Data to process:
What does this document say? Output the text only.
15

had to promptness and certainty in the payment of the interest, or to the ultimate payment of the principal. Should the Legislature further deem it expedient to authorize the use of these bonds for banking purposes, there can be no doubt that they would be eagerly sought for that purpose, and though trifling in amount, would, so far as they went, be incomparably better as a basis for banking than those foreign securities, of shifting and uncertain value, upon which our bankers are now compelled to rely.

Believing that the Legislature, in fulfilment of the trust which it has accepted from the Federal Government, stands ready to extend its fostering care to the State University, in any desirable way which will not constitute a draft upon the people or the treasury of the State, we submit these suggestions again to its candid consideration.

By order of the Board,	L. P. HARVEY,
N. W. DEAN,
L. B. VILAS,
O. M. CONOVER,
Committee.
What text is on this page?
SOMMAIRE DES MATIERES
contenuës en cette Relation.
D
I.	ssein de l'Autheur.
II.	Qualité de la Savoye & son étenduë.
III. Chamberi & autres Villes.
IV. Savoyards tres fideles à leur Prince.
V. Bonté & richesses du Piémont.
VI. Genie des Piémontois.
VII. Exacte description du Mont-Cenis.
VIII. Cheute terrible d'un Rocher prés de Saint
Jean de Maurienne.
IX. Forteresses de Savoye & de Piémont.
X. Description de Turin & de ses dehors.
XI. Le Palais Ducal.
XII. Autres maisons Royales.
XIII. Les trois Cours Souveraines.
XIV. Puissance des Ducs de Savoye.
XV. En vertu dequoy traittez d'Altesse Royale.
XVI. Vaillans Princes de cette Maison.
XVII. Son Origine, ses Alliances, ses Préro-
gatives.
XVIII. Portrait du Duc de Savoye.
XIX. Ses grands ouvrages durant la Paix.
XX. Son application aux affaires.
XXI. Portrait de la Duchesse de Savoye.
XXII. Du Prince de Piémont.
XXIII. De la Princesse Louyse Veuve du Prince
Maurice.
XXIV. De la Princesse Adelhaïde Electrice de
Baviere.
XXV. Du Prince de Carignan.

Problem description: Reproduce the material in full, with no word added or dropped.

Answer to the task:
What does this document say? Output the text only.
15

had to promptness and certainty in the payment of the interest, or to the ultimate payment of the principal. Should the Legislature further deem it expedient to authorize the use of these bonds for banking purposes, there can be no doubt that they would be eagerly sought for that purpose, and though trifling in amount, would, so far as they went, be incomparably better as a basis for banking than those foreign securities, of shifting and uncertain value, upon which our bankers are now compelled to rely.

Believing that the Legislature, in fulfilment of the trust which it has accepted from the Federal Government, stands ready to extend its fostering care to the State University, in any desirable way which will not constitute a draft upon the people or the treasury of the State, we submit these suggestions again to its candid consideration.

By order of the Board,	L. P. HARVEY,
N. W. DEAN,
L. B. VILAS,
O. M. CONOVER,
Committee.
What text is on this page?
SOMMAIRE DES MATIERES
contenuës en cette Relation.
D
I.	ssein de l'Autheur.
II.	Qualité de la Savoye & son étenduë.
III. Chamberi & autres Villes.
IV. Savoyards tres fideles à leur Prince.
V. Bonté & richesses du Piémont.
VI. Genie des Piémontois.
VII. Exacte description du Mont-Cenis.
VIII. Cheute terrible d'un Rocher prés de Saint
Jean de Maurienne.
IX. Forteresses de Savoye & de Piémont.
X. Description de Turin & de ses dehors.
XI. Le Palais Ducal.
XII. Autres maisons Royales.
XIII. Les trois Cours Souveraines.
XIV. Puissance des Ducs de Savoye.
XV. En vertu dequoy traittez d'Altesse Royale.
XVI. Vaillans Princes de cette Maison.
XVII. Son Origine, ses Alliances, ses Préro-
gatives.
XVIII. Portrait du Duc de Savoye.
XIX. Ses grands ouvrages durant la Paix.
XX. Son application aux affaires.
XXI. Portrait de la Duchesse de Savoye.
XXII. Du Prince de Piémont.
XXIII. De la Princesse Louyse Veuve du Prince
Maurice.
XXIV. De la Princesse Adelhaïde Electrice de
Baviere.
XXV. Du Prince de Carignan.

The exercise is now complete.